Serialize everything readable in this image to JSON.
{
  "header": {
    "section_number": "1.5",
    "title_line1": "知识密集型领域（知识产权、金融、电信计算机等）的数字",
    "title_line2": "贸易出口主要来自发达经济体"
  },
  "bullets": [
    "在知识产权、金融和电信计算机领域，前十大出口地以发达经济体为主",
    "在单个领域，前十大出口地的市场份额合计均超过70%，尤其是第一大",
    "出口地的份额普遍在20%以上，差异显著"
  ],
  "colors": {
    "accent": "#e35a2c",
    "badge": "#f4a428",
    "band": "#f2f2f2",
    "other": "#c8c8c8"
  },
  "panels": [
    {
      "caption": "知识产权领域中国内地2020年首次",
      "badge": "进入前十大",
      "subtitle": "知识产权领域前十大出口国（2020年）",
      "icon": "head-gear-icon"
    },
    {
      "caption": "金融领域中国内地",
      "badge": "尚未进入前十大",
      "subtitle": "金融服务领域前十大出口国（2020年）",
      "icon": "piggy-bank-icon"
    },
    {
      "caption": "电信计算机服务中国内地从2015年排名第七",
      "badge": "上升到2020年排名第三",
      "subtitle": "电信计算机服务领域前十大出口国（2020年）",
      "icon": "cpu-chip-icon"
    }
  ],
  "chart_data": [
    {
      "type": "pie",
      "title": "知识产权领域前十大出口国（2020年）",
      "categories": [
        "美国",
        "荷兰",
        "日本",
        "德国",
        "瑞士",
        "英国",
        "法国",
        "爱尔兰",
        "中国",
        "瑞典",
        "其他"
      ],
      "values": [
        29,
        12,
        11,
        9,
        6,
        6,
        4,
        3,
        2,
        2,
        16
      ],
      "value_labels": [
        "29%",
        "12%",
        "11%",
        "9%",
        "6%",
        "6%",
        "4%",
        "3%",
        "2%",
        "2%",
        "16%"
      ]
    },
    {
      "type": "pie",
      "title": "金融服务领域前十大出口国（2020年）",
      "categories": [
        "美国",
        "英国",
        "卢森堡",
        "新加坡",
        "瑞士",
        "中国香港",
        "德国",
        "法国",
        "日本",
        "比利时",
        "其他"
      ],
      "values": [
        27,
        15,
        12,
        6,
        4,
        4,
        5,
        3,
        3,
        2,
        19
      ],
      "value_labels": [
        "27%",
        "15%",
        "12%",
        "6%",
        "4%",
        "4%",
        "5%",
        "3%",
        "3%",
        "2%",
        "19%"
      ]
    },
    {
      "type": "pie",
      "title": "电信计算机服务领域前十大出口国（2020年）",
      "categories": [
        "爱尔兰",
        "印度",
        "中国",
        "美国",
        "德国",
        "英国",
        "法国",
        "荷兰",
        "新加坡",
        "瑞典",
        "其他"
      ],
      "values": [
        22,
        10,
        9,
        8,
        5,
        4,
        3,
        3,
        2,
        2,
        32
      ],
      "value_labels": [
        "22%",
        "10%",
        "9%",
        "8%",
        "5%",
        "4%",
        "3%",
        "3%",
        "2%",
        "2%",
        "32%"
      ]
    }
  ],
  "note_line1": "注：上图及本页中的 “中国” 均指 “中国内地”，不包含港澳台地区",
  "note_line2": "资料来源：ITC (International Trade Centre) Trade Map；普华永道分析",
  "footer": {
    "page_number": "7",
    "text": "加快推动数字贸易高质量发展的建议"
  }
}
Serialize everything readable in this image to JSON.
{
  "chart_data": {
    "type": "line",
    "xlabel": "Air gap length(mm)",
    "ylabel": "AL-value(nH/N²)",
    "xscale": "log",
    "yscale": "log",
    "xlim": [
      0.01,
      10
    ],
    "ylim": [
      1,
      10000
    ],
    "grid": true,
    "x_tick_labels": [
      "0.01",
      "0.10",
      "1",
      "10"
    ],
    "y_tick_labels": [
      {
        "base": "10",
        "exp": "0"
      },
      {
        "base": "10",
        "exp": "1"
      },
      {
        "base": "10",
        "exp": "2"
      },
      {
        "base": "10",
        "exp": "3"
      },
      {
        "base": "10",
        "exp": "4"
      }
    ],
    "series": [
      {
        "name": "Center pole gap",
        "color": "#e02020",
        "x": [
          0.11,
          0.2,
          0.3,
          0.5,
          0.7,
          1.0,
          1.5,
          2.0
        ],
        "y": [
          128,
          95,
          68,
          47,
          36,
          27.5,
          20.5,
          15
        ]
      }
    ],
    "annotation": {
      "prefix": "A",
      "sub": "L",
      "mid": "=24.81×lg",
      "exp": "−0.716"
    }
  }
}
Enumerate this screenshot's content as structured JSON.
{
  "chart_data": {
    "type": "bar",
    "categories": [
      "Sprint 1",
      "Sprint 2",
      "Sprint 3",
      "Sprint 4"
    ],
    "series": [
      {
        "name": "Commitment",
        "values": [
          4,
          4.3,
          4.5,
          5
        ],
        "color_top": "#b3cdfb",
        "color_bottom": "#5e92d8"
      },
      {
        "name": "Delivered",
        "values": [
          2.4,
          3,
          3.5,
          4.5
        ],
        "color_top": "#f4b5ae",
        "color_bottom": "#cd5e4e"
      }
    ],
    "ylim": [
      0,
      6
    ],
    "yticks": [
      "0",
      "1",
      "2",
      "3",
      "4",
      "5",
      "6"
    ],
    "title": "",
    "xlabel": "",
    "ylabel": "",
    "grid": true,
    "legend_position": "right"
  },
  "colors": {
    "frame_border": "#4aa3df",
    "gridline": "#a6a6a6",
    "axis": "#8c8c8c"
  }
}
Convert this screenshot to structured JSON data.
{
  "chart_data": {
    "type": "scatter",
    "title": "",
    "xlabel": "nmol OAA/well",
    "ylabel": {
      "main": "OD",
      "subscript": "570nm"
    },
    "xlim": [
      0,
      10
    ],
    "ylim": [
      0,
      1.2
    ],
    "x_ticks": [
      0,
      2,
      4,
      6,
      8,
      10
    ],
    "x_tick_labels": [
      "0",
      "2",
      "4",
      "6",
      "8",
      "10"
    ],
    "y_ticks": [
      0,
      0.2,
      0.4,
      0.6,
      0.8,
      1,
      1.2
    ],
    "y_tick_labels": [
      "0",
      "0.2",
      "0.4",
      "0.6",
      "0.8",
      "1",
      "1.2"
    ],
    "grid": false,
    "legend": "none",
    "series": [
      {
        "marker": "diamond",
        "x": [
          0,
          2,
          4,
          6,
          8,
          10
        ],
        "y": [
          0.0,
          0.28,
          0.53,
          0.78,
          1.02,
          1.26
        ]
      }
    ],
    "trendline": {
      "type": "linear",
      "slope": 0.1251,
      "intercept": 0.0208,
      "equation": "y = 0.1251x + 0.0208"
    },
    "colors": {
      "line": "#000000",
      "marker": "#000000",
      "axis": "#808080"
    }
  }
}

**TASK PROMPT:** Each line that holds the word "structured" is to be copied.

**RESPONSE TO THE TASK:**
Enumerate this screenshot's content as structured JSON.
Convert this screenshot to structured JSON data.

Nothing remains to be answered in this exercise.